- **Requirements**:
Look through the listing below and give the number of lines that hold "bedroom". Say nothing more.

- **Data**:
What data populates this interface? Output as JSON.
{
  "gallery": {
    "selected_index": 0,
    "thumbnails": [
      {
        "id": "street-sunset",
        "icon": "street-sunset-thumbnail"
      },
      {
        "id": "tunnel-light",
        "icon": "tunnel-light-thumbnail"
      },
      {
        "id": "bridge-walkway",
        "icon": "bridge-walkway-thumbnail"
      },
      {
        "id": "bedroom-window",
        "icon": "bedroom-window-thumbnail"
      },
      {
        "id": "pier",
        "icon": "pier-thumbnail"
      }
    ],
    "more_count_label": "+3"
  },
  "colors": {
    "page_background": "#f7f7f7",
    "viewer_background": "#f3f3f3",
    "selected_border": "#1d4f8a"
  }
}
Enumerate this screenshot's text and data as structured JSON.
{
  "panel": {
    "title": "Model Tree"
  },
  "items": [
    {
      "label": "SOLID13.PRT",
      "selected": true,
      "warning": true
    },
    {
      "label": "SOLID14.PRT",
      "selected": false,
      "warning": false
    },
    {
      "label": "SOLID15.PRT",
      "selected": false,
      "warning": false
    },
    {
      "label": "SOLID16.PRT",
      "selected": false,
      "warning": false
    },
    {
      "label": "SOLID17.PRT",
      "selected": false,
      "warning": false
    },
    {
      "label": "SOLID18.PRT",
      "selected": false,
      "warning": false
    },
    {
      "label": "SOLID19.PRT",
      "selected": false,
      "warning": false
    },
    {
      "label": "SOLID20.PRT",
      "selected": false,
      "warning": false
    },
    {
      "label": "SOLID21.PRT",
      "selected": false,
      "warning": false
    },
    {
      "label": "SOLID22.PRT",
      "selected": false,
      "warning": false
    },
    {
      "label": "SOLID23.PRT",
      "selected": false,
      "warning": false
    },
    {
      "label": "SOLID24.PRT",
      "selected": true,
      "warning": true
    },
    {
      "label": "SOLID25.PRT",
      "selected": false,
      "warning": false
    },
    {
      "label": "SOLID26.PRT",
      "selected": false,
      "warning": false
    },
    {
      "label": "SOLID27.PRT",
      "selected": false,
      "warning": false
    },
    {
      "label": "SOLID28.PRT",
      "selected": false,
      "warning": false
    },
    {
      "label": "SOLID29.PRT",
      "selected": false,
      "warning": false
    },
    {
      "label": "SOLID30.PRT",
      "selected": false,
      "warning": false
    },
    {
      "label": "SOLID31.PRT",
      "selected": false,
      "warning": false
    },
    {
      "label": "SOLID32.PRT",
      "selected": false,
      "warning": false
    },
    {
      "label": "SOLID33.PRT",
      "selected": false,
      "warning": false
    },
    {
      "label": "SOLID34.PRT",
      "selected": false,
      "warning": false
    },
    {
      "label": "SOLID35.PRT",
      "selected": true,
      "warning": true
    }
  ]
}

- **The solution**:
2